AIM OF THE TASK
Write out each line in which the string "GRACIAS" is present.

* START *

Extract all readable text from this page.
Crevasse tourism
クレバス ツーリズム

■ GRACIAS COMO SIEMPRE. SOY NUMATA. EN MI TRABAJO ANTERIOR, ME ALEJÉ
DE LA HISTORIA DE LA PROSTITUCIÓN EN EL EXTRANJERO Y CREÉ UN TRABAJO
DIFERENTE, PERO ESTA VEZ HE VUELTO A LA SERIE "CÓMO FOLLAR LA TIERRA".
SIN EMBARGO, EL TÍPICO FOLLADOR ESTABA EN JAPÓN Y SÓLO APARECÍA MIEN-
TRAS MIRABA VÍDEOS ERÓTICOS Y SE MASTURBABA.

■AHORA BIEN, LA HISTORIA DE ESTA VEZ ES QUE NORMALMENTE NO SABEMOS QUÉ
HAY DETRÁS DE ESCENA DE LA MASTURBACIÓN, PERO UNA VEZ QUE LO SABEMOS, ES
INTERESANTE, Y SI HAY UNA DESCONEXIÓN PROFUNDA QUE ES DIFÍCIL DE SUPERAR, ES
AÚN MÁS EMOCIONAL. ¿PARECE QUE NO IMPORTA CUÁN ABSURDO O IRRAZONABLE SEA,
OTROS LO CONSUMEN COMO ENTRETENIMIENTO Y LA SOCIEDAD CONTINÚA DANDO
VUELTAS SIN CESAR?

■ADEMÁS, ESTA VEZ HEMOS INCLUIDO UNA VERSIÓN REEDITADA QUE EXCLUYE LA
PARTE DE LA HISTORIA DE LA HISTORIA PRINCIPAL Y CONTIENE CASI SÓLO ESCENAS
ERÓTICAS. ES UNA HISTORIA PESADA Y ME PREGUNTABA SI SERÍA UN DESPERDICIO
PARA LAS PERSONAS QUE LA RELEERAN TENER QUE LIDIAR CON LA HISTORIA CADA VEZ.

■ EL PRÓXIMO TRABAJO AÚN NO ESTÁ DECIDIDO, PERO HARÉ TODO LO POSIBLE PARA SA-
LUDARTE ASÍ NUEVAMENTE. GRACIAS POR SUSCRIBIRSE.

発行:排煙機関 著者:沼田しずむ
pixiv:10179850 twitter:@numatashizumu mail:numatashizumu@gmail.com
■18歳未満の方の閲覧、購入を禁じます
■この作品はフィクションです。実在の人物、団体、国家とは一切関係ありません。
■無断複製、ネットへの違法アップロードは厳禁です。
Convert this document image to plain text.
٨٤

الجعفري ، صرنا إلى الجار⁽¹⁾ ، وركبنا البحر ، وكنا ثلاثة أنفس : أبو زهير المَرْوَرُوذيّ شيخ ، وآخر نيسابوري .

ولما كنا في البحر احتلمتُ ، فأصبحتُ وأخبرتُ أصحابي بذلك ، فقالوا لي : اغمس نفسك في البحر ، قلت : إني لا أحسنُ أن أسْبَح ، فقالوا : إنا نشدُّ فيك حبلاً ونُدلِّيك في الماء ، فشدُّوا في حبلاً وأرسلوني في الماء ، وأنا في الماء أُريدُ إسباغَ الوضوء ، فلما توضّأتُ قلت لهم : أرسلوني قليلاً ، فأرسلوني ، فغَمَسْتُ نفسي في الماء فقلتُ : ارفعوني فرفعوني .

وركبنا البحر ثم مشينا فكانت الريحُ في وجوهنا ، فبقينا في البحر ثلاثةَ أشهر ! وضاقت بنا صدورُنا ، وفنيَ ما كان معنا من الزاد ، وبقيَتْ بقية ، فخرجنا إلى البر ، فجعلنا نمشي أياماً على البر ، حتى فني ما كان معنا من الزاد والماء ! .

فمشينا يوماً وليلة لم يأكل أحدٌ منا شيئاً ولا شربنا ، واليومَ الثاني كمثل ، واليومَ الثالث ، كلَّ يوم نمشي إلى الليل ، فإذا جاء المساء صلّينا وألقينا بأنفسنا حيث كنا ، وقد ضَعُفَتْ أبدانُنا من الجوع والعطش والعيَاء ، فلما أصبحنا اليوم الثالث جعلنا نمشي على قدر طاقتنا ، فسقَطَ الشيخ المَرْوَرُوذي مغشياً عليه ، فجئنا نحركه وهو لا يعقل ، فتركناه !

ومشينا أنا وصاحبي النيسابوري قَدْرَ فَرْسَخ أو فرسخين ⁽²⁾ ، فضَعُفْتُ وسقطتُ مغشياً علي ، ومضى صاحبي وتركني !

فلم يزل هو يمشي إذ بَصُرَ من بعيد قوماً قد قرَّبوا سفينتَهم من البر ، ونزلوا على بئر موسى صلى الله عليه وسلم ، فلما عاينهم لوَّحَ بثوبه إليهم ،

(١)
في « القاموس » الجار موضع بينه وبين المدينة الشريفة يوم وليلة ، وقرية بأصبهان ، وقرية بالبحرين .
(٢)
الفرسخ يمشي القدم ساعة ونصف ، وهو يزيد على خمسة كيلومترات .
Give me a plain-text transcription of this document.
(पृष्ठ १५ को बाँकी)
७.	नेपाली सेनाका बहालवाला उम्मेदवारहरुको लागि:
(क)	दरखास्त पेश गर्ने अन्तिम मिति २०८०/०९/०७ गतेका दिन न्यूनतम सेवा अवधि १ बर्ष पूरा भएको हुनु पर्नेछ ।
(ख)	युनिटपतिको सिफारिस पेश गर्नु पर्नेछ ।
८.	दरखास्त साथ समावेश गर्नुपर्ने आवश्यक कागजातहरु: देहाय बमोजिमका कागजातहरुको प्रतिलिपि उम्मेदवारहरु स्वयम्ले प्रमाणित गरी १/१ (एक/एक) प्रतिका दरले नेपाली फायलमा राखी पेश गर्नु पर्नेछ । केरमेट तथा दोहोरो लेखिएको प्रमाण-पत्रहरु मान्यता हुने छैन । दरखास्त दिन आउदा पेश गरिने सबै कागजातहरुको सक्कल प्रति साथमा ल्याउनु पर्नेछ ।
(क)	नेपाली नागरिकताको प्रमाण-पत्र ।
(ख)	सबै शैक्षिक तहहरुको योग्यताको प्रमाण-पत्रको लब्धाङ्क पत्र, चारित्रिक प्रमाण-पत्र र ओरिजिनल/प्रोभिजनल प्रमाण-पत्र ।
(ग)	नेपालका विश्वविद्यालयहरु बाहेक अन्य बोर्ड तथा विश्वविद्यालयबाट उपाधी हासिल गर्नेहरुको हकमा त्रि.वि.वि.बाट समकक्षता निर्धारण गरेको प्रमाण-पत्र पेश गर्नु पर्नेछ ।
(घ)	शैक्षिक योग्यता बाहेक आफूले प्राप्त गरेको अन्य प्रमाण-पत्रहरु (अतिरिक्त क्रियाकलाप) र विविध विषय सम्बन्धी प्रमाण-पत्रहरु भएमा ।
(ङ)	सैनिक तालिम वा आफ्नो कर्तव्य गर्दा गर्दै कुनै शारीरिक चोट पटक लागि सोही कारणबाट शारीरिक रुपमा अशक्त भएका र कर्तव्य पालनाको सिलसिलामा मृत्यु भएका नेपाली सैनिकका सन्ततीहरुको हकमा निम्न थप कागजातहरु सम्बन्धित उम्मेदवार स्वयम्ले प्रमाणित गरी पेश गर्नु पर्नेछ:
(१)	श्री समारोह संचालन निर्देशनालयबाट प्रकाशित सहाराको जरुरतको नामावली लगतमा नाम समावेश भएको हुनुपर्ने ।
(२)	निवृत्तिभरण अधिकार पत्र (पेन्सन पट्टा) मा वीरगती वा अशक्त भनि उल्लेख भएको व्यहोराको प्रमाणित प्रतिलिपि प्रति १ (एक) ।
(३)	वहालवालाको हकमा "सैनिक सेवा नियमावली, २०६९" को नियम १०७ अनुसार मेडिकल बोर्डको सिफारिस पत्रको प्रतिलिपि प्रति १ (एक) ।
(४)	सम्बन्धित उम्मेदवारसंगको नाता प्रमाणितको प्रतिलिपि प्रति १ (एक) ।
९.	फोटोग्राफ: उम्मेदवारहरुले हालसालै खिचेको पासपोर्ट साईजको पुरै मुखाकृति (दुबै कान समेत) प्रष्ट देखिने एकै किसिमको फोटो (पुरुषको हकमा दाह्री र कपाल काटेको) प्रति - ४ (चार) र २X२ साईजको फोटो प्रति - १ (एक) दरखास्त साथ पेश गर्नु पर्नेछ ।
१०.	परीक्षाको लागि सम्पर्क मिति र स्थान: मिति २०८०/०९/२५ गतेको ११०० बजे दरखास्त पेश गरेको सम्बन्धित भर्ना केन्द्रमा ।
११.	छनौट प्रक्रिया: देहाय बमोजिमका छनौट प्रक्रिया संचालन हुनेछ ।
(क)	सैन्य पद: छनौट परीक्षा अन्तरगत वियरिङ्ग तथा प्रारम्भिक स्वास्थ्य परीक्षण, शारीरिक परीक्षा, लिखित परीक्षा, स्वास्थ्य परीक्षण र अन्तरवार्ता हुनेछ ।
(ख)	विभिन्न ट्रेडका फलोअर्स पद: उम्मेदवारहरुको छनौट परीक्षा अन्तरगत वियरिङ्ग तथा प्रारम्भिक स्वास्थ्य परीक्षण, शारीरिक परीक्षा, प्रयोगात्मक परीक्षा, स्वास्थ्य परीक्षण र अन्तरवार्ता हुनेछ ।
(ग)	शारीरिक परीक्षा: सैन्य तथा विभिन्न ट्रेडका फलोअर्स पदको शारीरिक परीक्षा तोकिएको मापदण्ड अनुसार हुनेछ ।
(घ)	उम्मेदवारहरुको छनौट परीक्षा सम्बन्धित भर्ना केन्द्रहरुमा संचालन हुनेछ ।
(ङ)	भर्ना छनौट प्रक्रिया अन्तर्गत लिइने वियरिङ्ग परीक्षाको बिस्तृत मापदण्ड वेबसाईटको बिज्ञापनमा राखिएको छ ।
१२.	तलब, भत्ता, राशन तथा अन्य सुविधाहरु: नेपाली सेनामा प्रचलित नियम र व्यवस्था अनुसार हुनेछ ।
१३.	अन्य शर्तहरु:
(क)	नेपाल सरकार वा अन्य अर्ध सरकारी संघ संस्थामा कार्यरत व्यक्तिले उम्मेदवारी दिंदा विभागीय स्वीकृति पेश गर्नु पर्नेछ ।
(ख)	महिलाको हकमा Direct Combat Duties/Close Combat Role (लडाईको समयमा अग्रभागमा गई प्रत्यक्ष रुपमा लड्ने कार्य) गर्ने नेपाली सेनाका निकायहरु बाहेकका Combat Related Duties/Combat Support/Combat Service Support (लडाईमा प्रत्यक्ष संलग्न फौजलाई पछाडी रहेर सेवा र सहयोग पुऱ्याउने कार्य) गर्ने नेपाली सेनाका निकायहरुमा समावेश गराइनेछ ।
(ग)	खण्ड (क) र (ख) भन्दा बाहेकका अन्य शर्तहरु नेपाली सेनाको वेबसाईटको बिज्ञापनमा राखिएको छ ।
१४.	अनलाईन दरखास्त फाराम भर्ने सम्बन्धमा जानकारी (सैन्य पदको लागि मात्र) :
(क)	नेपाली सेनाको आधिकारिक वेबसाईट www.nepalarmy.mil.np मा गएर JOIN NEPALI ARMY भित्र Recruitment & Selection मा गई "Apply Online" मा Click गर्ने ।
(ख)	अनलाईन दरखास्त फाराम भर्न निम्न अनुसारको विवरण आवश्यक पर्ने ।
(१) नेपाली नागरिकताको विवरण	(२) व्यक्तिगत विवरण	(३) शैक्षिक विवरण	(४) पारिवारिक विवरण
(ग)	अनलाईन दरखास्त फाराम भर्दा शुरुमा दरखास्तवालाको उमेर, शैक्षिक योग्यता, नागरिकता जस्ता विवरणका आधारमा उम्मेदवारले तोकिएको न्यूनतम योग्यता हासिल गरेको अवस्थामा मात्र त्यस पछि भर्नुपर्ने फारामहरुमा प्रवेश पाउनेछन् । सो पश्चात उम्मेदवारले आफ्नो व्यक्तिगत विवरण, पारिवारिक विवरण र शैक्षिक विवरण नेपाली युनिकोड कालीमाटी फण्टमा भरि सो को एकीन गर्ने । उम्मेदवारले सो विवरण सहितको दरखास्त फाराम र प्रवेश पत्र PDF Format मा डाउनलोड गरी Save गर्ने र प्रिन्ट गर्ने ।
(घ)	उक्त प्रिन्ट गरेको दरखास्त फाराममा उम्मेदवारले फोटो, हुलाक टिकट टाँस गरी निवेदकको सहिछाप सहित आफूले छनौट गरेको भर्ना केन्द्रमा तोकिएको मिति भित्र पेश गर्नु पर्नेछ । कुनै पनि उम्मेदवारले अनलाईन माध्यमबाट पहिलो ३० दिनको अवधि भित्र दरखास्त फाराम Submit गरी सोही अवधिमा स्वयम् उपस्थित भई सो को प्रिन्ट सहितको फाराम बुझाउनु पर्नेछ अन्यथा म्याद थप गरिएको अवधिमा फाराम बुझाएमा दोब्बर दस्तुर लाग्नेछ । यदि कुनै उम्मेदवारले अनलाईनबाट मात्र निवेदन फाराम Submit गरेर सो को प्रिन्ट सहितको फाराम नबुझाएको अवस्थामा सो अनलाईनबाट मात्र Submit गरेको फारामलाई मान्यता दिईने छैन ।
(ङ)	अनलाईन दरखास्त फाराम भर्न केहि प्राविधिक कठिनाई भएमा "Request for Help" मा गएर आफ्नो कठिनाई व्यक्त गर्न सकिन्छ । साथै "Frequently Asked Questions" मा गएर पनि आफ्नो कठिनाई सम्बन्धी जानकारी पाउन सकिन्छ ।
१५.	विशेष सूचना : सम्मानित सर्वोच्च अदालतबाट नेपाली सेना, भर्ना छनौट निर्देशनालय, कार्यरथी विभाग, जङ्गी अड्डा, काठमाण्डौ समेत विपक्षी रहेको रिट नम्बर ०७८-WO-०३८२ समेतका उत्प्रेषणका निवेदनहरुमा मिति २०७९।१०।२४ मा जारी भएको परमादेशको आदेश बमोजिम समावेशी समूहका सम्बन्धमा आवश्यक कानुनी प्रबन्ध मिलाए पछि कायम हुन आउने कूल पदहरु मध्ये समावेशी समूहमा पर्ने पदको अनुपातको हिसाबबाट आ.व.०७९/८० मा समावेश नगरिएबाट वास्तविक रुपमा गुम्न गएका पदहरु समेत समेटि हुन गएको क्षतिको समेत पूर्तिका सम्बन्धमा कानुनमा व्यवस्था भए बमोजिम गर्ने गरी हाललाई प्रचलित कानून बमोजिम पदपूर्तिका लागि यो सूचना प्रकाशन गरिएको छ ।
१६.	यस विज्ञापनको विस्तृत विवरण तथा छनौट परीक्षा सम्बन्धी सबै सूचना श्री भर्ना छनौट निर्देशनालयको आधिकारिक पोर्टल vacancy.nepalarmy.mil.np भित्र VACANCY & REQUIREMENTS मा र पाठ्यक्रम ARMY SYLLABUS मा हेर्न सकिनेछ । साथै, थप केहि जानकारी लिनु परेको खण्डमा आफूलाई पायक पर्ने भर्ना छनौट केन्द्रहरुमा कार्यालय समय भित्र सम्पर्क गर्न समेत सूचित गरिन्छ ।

* END *

ANSWER TO THE PROBLEM
■ GRACIAS COMO SIEMPRE. SOY NUMATA. EN MI TRABAJO ANTERIOR, ME ALEJÉ
LUDARTE ASÍ NUEVAMENTE. GRACIAS POR SUSCRIBIRSE.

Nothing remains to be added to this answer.